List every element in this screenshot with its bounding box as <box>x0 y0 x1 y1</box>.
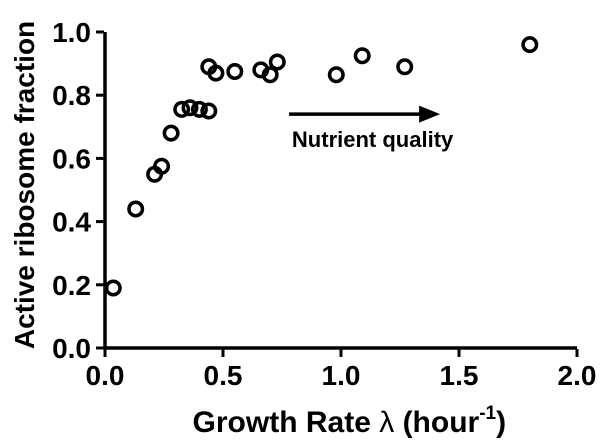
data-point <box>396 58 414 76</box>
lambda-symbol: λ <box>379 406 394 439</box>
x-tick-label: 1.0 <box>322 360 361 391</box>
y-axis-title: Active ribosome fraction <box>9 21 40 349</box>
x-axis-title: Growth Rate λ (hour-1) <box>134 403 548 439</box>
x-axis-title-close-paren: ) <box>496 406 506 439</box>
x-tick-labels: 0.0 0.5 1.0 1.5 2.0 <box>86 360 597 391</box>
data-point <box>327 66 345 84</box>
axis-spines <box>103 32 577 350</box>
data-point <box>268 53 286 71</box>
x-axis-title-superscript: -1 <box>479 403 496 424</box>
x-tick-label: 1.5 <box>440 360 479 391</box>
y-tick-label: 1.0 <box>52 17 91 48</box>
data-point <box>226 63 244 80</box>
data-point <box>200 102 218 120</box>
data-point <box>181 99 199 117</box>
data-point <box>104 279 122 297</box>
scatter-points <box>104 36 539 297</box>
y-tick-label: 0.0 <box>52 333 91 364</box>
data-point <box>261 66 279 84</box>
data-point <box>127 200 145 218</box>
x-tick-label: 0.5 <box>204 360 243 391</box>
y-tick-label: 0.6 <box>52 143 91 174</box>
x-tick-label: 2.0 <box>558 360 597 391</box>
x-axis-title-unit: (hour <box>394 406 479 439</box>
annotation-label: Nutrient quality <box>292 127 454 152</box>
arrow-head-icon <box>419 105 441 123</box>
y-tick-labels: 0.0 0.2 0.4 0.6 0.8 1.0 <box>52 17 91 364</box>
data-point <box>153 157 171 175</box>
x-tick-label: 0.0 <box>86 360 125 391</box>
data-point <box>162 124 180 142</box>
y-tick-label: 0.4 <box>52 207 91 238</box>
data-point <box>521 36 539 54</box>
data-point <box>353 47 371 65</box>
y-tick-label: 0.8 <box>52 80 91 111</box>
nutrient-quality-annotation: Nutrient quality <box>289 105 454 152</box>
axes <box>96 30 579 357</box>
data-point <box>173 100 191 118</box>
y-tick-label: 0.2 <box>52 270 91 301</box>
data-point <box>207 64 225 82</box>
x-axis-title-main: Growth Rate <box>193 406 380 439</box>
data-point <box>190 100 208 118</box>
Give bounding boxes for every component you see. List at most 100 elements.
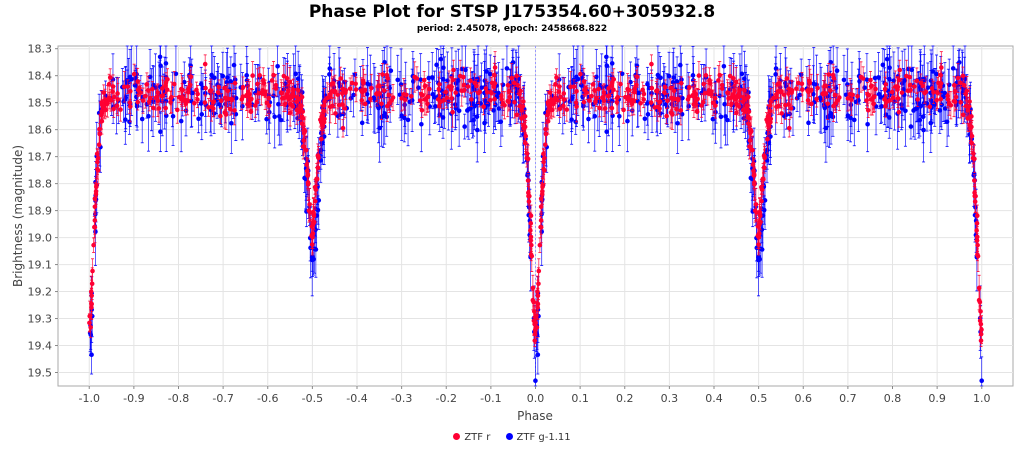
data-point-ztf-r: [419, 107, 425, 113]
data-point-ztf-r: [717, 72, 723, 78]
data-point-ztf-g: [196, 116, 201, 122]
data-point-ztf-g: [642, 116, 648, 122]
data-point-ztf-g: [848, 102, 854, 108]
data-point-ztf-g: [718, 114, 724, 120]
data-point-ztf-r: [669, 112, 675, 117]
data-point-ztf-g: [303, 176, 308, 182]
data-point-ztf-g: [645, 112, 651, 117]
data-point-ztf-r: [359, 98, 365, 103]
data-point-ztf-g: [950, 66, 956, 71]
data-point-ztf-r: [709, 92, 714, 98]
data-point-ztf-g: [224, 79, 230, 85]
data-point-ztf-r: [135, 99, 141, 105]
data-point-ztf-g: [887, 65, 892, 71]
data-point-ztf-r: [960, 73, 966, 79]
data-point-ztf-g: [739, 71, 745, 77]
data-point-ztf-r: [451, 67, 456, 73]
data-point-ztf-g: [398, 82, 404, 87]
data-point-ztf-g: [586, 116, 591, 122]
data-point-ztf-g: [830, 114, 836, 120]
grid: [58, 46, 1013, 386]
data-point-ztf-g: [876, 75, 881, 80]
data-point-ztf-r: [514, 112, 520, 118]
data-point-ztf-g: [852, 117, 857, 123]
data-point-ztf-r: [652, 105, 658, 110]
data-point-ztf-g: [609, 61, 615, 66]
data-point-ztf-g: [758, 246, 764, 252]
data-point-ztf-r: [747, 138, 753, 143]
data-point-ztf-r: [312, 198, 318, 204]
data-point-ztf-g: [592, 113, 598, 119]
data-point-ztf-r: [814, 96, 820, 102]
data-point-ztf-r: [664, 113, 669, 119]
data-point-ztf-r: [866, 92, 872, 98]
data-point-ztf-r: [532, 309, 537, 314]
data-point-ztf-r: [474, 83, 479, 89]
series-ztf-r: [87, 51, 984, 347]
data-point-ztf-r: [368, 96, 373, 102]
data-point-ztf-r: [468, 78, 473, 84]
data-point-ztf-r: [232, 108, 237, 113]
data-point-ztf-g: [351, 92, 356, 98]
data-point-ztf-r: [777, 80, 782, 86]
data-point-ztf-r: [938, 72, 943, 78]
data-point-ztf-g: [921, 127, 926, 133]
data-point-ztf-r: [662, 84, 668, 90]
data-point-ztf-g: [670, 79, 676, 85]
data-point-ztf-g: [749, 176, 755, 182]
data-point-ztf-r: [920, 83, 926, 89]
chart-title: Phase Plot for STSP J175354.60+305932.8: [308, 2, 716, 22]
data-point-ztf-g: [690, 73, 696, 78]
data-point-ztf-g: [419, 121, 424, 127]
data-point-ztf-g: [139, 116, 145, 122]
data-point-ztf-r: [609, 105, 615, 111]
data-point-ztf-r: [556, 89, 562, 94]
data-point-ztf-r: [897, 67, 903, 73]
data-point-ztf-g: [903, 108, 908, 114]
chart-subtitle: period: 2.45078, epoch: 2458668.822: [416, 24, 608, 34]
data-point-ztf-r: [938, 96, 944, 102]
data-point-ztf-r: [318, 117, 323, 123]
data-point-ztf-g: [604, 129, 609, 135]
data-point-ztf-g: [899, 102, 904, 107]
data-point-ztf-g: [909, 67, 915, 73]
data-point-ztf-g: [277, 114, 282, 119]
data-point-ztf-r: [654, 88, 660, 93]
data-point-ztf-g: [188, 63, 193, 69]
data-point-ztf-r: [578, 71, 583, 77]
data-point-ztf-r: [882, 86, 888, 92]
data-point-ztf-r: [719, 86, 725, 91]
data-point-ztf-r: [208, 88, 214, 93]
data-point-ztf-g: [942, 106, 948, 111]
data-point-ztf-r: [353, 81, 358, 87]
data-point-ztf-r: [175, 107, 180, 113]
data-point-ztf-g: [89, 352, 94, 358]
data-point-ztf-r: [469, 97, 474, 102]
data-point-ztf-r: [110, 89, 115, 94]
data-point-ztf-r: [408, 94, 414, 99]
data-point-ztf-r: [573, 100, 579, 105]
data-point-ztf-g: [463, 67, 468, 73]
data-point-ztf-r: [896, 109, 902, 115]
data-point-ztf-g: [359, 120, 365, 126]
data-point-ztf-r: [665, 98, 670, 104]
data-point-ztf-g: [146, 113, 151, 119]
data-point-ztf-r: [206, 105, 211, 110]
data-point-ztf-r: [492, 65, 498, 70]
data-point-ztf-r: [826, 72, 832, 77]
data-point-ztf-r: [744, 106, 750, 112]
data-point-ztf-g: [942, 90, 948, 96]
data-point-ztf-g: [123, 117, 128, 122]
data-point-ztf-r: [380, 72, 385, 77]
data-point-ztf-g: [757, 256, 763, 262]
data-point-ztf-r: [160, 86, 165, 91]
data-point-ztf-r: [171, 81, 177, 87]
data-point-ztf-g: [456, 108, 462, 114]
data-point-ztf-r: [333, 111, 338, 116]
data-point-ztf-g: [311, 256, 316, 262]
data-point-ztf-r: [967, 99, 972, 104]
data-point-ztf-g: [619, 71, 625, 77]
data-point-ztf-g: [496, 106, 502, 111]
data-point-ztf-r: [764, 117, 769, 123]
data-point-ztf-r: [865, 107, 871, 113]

- _Set exercise_
Can you copy all of the lines above character for character, leaving out the pictures?

- _Answer for the task_
List every element in this screenshot with its bounding box as <box>x0 y0 x1 y1</box>.
data-point <box>396 58 414 76</box>
lambda-symbol: λ <box>379 406 394 439</box>
x-tick-label: 1.0 <box>322 360 361 391</box>
y-axis-title: Active ribosome fraction <box>9 21 40 349</box>
x-axis-title: Growth Rate λ (hour-1) <box>134 403 548 439</box>
x-axis-title-close-paren: ) <box>496 406 506 439</box>
x-tick-labels: 0.0 0.5 1.0 1.5 2.0 <box>86 360 597 391</box>
data-point <box>327 66 345 84</box>
axis-spines <box>103 32 577 350</box>
data-point <box>268 53 286 71</box>
x-axis-title-superscript: -1 <box>479 403 496 424</box>
x-tick-label: 1.5 <box>440 360 479 391</box>
y-tick-label: 1.0 <box>52 17 91 48</box>
data-point <box>226 63 244 80</box>
data-point <box>200 102 218 120</box>
data-point <box>181 99 199 117</box>
data-point <box>104 279 122 297</box>
scatter-points <box>104 36 539 297</box>
y-tick-label: 0.0 <box>52 333 91 364</box>
data-point <box>261 66 279 84</box>
data-point <box>127 200 145 218</box>
x-tick-label: 0.5 <box>204 360 243 391</box>
y-tick-label: 0.6 <box>52 143 91 174</box>
x-tick-label: 2.0 <box>558 360 597 391</box>
x-axis-title-unit: (hour <box>394 406 479 439</box>
annotation-label: Nutrient quality <box>292 127 454 152</box>
arrow-head-icon <box>419 105 441 123</box>
y-tick-labels: 0.0 0.2 0.4 0.6 0.8 1.0 <box>52 17 91 364</box>
data-point <box>153 157 171 175</box>
x-tick-label: 0.0 <box>86 360 125 391</box>
data-point <box>162 124 180 142</box>
y-tick-label: 0.4 <box>52 207 91 238</box>
data-point <box>521 36 539 54</box>
data-point <box>353 47 371 65</box>
y-tick-label: 0.8 <box>52 80 91 111</box>
nutrient-quality-annotation: Nutrient quality <box>289 105 454 152</box>
axes <box>96 30 579 357</box>
data-point <box>173 100 191 118</box>
y-tick-label: 0.2 <box>52 270 91 301</box>
data-point <box>207 64 225 82</box>
x-axis-title-main: Growth Rate <box>193 406 380 439</box>
data-point <box>190 100 208 118</box>
Give bounding boxes for every component you see. List at most 100 elements.
data-point-ztf-r: [419, 107, 425, 113]
data-point-ztf-r: [717, 72, 723, 78]
data-point-ztf-g: [196, 116, 201, 122]
data-point-ztf-g: [642, 116, 648, 122]
data-point-ztf-g: [848, 102, 854, 108]
data-point-ztf-g: [718, 114, 724, 120]
data-point-ztf-r: [669, 112, 675, 117]
data-point-ztf-g: [303, 176, 308, 182]
data-point-ztf-g: [645, 112, 651, 117]
data-point-ztf-r: [359, 98, 365, 103]
data-point-ztf-g: [950, 66, 956, 71]
data-point-ztf-r: [709, 92, 714, 98]
data-point-ztf-g: [224, 79, 230, 85]
data-point-ztf-r: [135, 99, 141, 105]
data-point-ztf-g: [887, 65, 892, 71]
data-point-ztf-r: [960, 73, 966, 79]
data-point-ztf-g: [739, 71, 745, 77]
data-point-ztf-r: [451, 67, 456, 73]
data-point-ztf-g: [398, 82, 404, 87]
data-point-ztf-g: [586, 116, 591, 122]
data-point-ztf-g: [830, 114, 836, 120]
grid: [58, 46, 1013, 386]
data-point-ztf-g: [876, 75, 881, 80]
data-point-ztf-r: [514, 112, 520, 118]
data-point-ztf-g: [852, 117, 857, 123]
data-point-ztf-r: [652, 105, 658, 110]
data-point-ztf-g: [609, 61, 615, 66]
data-point-ztf-g: [758, 246, 764, 252]
data-point-ztf-r: [747, 138, 753, 143]
data-point-ztf-r: [312, 198, 318, 204]
data-point-ztf-g: [592, 113, 598, 119]
data-point-ztf-r: [814, 96, 820, 102]
data-point-ztf-r: [664, 113, 669, 119]
data-point-ztf-r: [866, 92, 872, 98]
data-point-ztf-r: [532, 309, 537, 314]
data-point-ztf-r: [474, 83, 479, 89]
series-ztf-r: [87, 51, 984, 347]
data-point-ztf-r: [368, 96, 373, 102]
data-point-ztf-r: [468, 78, 473, 84]
data-point-ztf-r: [232, 108, 237, 113]
data-point-ztf-g: [351, 92, 356, 98]
data-point-ztf-r: [777, 80, 782, 86]
data-point-ztf-r: [938, 72, 943, 78]
data-point-ztf-g: [921, 127, 926, 133]
data-point-ztf-r: [662, 84, 668, 90]
data-point-ztf-g: [670, 79, 676, 85]
data-point-ztf-g: [749, 176, 755, 182]
data-point-ztf-r: [920, 83, 926, 89]
chart-title: Phase Plot for STSP J175354.60+305932.8: [308, 2, 716, 22]
data-point-ztf-g: [690, 73, 696, 78]
data-point-ztf-g: [419, 121, 424, 127]
data-point-ztf-g: [139, 116, 145, 122]
data-point-ztf-r: [609, 105, 615, 111]
data-point-ztf-r: [556, 89, 562, 94]
data-point-ztf-r: [897, 67, 903, 73]
data-point-ztf-g: [903, 108, 908, 114]
chart-subtitle: period: 2.45078, epoch: 2458668.822: [416, 24, 608, 34]
data-point-ztf-r: [938, 96, 944, 102]
data-point-ztf-r: [318, 117, 323, 123]
data-point-ztf-g: [604, 129, 609, 135]
data-point-ztf-g: [899, 102, 904, 107]
data-point-ztf-g: [909, 67, 915, 73]
data-point-ztf-g: [277, 114, 282, 119]
data-point-ztf-r: [654, 88, 660, 93]
data-point-ztf-g: [188, 63, 193, 69]
data-point-ztf-r: [578, 71, 583, 77]
data-point-ztf-r: [882, 86, 888, 92]
data-point-ztf-r: [719, 86, 725, 91]
data-point-ztf-r: [208, 88, 214, 93]
data-point-ztf-g: [942, 106, 948, 111]
data-point-ztf-r: [353, 81, 358, 87]
data-point-ztf-r: [175, 107, 180, 113]
data-point-ztf-g: [89, 352, 94, 358]
data-point-ztf-r: [469, 97, 474, 102]
data-point-ztf-r: [110, 89, 115, 94]
data-point-ztf-r: [408, 94, 414, 99]
data-point-ztf-r: [573, 100, 579, 105]
data-point-ztf-g: [463, 67, 468, 73]
data-point-ztf-r: [896, 109, 902, 115]
data-point-ztf-g: [359, 120, 365, 126]
data-point-ztf-r: [665, 98, 670, 104]
data-point-ztf-g: [146, 113, 151, 119]
data-point-ztf-r: [206, 105, 211, 110]
data-point-ztf-r: [492, 65, 498, 70]
data-point-ztf-r: [826, 72, 832, 77]
data-point-ztf-r: [744, 106, 750, 112]
data-point-ztf-g: [942, 90, 948, 96]
data-point-ztf-g: [123, 117, 128, 122]
data-point-ztf-r: [380, 72, 385, 77]
data-point-ztf-g: [757, 256, 763, 262]
data-point-ztf-r: [160, 86, 165, 91]
data-point-ztf-r: [171, 81, 177, 87]
data-point-ztf-g: [456, 108, 462, 114]
data-point-ztf-r: [333, 111, 338, 116]
data-point-ztf-g: [311, 256, 316, 262]
data-point-ztf-r: [967, 99, 972, 104]
data-point-ztf-g: [619, 71, 625, 77]
data-point-ztf-g: [496, 106, 502, 111]
data-point-ztf-r: [764, 117, 769, 123]
data-point-ztf-r: [865, 107, 871, 113]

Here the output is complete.